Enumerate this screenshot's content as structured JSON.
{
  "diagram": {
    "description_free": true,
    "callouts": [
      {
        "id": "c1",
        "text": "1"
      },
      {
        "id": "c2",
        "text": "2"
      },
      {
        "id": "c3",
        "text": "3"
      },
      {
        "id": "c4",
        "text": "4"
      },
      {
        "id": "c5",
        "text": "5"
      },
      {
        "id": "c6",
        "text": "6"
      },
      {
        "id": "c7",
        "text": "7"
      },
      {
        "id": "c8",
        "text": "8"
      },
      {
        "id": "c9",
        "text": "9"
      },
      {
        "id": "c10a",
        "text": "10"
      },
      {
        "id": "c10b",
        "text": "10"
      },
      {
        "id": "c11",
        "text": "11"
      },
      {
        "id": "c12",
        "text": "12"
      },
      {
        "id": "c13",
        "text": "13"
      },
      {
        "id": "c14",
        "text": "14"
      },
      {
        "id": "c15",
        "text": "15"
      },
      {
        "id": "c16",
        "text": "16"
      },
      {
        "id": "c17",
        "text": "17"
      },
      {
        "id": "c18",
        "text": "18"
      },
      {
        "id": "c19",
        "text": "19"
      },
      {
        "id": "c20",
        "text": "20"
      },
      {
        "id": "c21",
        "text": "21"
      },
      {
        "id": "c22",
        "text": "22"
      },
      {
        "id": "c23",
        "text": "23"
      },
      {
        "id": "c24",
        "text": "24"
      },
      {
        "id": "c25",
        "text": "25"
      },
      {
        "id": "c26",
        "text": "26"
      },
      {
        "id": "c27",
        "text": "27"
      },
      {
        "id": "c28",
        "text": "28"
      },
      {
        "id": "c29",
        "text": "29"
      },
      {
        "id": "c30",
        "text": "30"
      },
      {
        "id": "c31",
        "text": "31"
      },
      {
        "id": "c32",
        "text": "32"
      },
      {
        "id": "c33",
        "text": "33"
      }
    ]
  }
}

○ ○ ○

YOUR GOAL — Transcribe all lines as written.

REPLY —
Enumerate this screenshot's content as structured JSON.
{
  "diagram": {
    "description_free": true,
    "callouts": [
      {
        "id": "c1",
        "text": "1"
      },
      {
        "id": "c2",
        "text": "2"
      },
      {
        "id": "c3",
        "text": "3"
      },
      {
        "id": "c4",
        "text": "4"
      },
      {
        "id": "c5",
        "text": "5"
      },
      {
        "id": "c6",
        "text": "6"
      },
      {
        "id": "c7",
        "text": "7"
      },
      {
        "id": "c8",
        "text": "8"
      },
      {
        "id": "c9",
        "text": "9"
      },
      {
        "id": "c10a",
        "text": "10"
      },
      {
        "id": "c10b",
        "text": "10"
      },
      {
        "id": "c11",
        "text": "11"
      },
      {
        "id": "c12",
        "text": "12"
      },
      {
        "id": "c13",
        "text": "13"
      },
      {
        "id": "c14",
        "text": "14"
      },
      {
        "id": "c15",
        "text": "15"
      },
      {
        "id": "c16",
        "text": "16"
      },
      {
        "id": "c17",
        "text": "17"
      },
      {
        "id": "c18",
        "text": "18"
      },
      {
        "id": "c19",
        "text": "19"
      },
      {
        "id": "c20",
        "text": "20"
      },
      {
        "id": "c21",
        "text": "21"
      },
      {
        "id": "c22",
        "text": "22"
      },
      {
        "id": "c23",
        "text": "23"
      },
      {
        "id": "c24",
        "text": "24"
      },
      {
        "id": "c25",
        "text": "25"
      },
      {
        "id": "c26",
        "text": "26"
      },
      {
        "id": "c27",
        "text": "27"
      },
      {
        "id": "c28",
        "text": "28"
      },
      {
        "id": "c29",
        "text": "29"
      },
      {
        "id": "c30",
        "text": "30"
      },
      {
        "id": "c31",
        "text": "31"
      },
      {
        "id": "c32",
        "text": "32"
      },
      {
        "id": "c33",
        "text": "33"
      }
    ]
  }
}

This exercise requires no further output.